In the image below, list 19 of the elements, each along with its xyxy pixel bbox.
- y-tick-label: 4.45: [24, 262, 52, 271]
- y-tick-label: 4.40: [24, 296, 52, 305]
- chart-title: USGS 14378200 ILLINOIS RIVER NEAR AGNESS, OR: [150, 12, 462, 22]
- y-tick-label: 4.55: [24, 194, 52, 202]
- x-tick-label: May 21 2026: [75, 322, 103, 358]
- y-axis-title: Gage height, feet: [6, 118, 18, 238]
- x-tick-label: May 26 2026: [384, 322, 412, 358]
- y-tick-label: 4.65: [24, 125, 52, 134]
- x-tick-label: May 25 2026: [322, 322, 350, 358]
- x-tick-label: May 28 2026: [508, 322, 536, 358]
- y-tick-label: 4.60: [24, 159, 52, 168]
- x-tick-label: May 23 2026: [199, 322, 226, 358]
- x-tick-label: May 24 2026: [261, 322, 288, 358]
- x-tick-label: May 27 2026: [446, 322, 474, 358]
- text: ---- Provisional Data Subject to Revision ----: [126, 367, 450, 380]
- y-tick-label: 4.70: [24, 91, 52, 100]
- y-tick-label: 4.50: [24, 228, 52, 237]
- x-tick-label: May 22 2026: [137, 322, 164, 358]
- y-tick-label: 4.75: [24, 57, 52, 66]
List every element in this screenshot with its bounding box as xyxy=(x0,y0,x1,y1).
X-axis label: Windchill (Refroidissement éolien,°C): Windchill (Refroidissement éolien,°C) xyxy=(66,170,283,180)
··········
▶ _EXERCISE OBJECTIVE_:
Retype the records above verbatim, from the start of the records through the line containing "- x-tick-label: May 27", both ends included.

▶ _SOLUTION FOR THIS TASK_:
In the image below, list 19 of the elements, each along with its xyxy pixel bbox.
- y-tick-label: 4.45: [24, 262, 52, 271]
- y-tick-label: 4.40: [24, 296, 52, 305]
- chart-title: USGS 14378200 ILLINOIS RIVER NEAR AGNESS, OR: [150, 12, 462, 22]
- y-tick-label: 4.55: [24, 194, 52, 202]
- x-tick-label: May 21 2026: [75, 322, 103, 358]
- y-axis-title: Gage height, feet: [6, 118, 18, 238]
- x-tick-label: May 26 2026: [384, 322, 412, 358]
- y-tick-label: 4.65: [24, 125, 52, 134]
- x-tick-label: May 25 2026: [322, 322, 350, 358]
- x-tick-label: May 28 2026: [508, 322, 536, 358]
- y-tick-label: 4.60: [24, 159, 52, 168]
- x-tick-label: May 23 2026: [199, 322, 226, 358]
- x-tick-label: May 24 2026: [261, 322, 288, 358]
- x-tick-label: May 27 2026: [446, 322, 474, 358]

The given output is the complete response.